--- Do this ---
Quote the records that follow in full, leaving the pictures out.

** START OF Data rows **

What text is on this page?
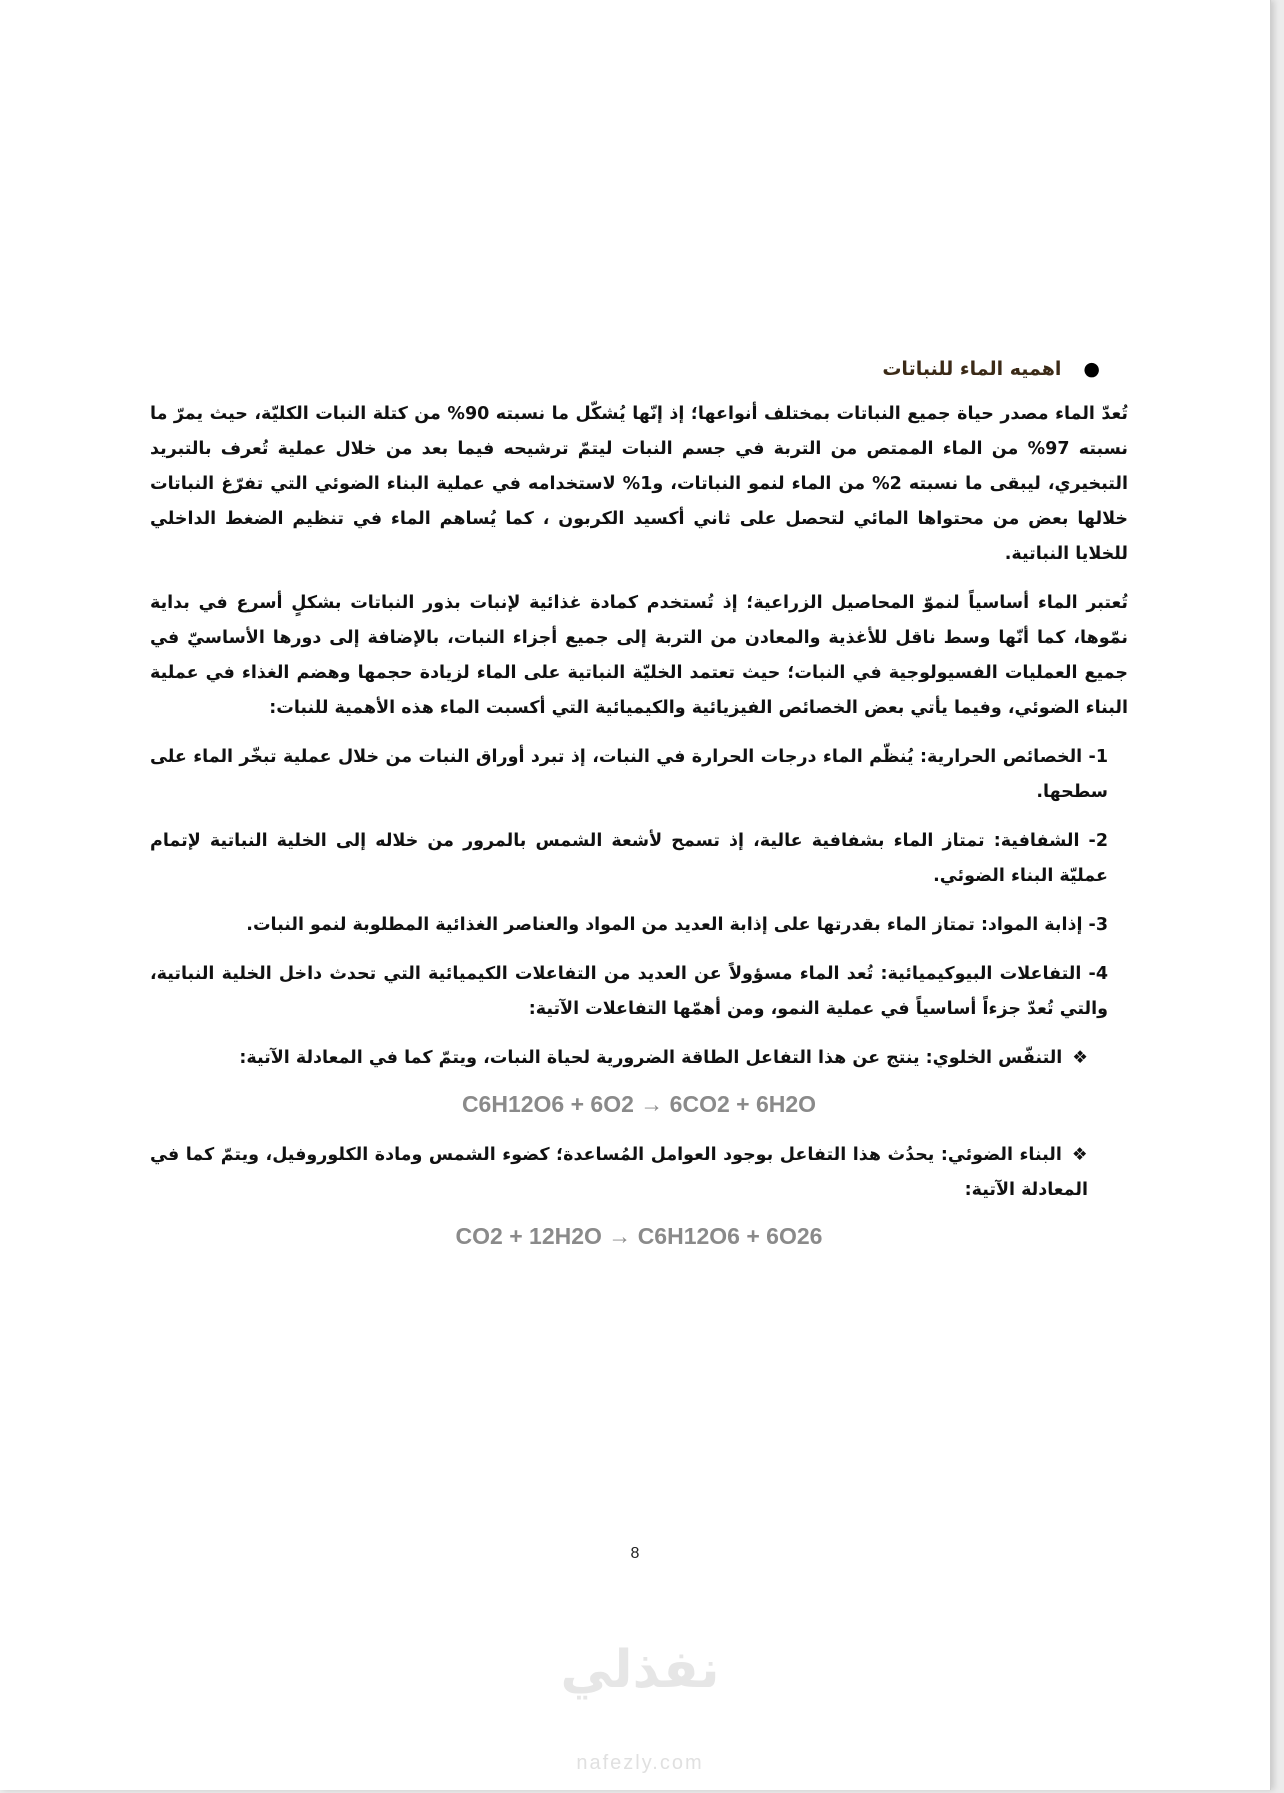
●اهميه الماء للنباتات

تُعدّ الماء مصدر حياة جميع النباتات بمختلف أنواعها؛ إذ إنّها يُشكّل ما نسبته 90% من كتلة النبات الكليّة، حيث يمرّ ما نسبته 97% من الماء الممتص من التربة في جسم النبات ليتمّ ترشيحه فيما بعد من خلال عملية تُعرف بالتبريد التبخيري، ليبقى ما نسبته 2% من الماء لنمو النباتات، و1% لاستخدامه في عملية البناء الضوئي التي تفرّغ النباتات خلالها بعض من محتواها المائي لتحصل على ثاني أكسيد الكربون ، كما يُساهم الماء في تنظيم الضغط الداخلي للخلايا النباتية.

تُعتبر الماء أساسياً لنموّ المحاصيل الزراعية؛ إذ تُستخدم كمادة غذائية لإنبات بذور النباتات بشكلٍ أسرع في بداية نمّوها، كما أنّها وسط ناقل للأغذية والمعادن من التربة إلى جميع أجزاء النبات، بالإضافة إلى دورها الأساسيّ في جميع العمليات الفسيولوجية في النبات؛ حيث تعتمد الخليّة النباتية على الماء لزيادة حجمها وهضم الغذاء في عملية البناء الضوئي، وفيما يأتي بعض الخصائص الفيزيائية والكيميائية التي أكسبت الماء هذه الأهمية للنبات:

1- الخصائص الحرارية: يُنظّم الماء درجات الحرارة في النبات، إذ تبرد أوراق النبات من خلال عملية تبخّر الماء على سطحها.

2- الشفافية: تمتاز الماء بشفافية عالية، إذ تسمح لأشعة الشمس بالمرور من خلاله إلى الخلية النباتية لإتمام عمليّة البناء الضوئي.

3- إذابة المواد: تمتاز الماء بقدرتها على إذابة العديد من المواد والعناصر الغذائية المطلوبة لنمو النبات.

4- التفاعلات البيوكيميائية: تُعد الماء مسؤولاً عن العديد من التفاعلات الكيميائية التي تحدث داخل الخلية النباتية، والتي تُعدّ جزءاً أساسياً في عملية النمو، ومن أهمّها التفاعلات الآتية:

❖التنفّس الخلوي: ينتج عن هذا التفاعل الطاقة الضرورية لحياة النبات، ويتمّ كما في المعادلة الآتية:

C6H12O6 + 6O2 → 6CO2 + 6H2O

❖البناء الضوئي: يحدُث هذا التفاعل بوجود العوامل المُساعدة؛ كضوء الشمس ومادة الكلوروفيل، ويتمّ كما في المعادلة الآتية:

CO2 + 12H2O → C6H12O6 + 6O26
8
نفذلي
nafezly.com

** END OF Data rows **

--- Solution to this exercise ---
What text is on this page?
●اهميه الماء للنباتات

تُعدّ الماء مصدر حياة جميع النباتات بمختلف أنواعها؛ إذ إنّها يُشكّل ما نسبته 90% من كتلة النبات الكليّة، حيث يمرّ ما نسبته 97% من الماء الممتص من التربة في جسم النبات ليتمّ ترشيحه فيما بعد من خلال عملية تُعرف بالتبريد التبخيري، ليبقى ما نسبته 2% من الماء لنمو النباتات، و1% لاستخدامه في عملية البناء الضوئي التي تفرّغ النباتات خلالها بعض من محتواها المائي لتحصل على ثاني أكسيد الكربون ، كما يُساهم الماء في تنظيم الضغط الداخلي للخلايا النباتية.

تُعتبر الماء أساسياً لنموّ المحاصيل الزراعية؛ إذ تُستخدم كمادة غذائية لإنبات بذور النباتات بشكلٍ أسرع في بداية نمّوها، كما أنّها وسط ناقل للأغذية والمعادن من التربة إلى جميع أجزاء النبات، بالإضافة إلى دورها الأساسيّ في جميع العمليات الفسيولوجية في النبات؛ حيث تعتمد الخليّة النباتية على الماء لزيادة حجمها وهضم الغذاء في عملية البناء الضوئي، وفيما يأتي بعض الخصائص الفيزيائية والكيميائية التي أكسبت الماء هذه الأهمية للنبات:

1- الخصائص الحرارية: يُنظّم الماء درجات الحرارة في النبات، إذ تبرد أوراق النبات من خلال عملية تبخّر الماء على سطحها.

2- الشفافية: تمتاز الماء بشفافية عالية، إذ تسمح لأشعة الشمس بالمرور من خلاله إلى الخلية النباتية لإتمام عمليّة البناء الضوئي.

3- إذابة المواد: تمتاز الماء بقدرتها على إذابة العديد من المواد والعناصر الغذائية المطلوبة لنمو النبات.

4- التفاعلات البيوكيميائية: تُعد الماء مسؤولاً عن العديد من التفاعلات الكيميائية التي تحدث داخل الخلية النباتية، والتي تُعدّ جزءاً أساسياً في عملية النمو، ومن أهمّها التفاعلات الآتية:

❖التنفّس الخلوي: ينتج عن هذا التفاعل الطاقة الضرورية لحياة النبات، ويتمّ كما في المعادلة الآتية:

C6H12O6 + 6O2 → 6CO2 + 6H2O

❖البناء الضوئي: يحدُث هذا التفاعل بوجود العوامل المُساعدة؛ كضوء الشمس ومادة الكلوروفيل، ويتمّ كما في المعادلة الآتية:

CO2 + 12H2O → C6H12O6 + 6O26
8
نفذلي
nafezly.com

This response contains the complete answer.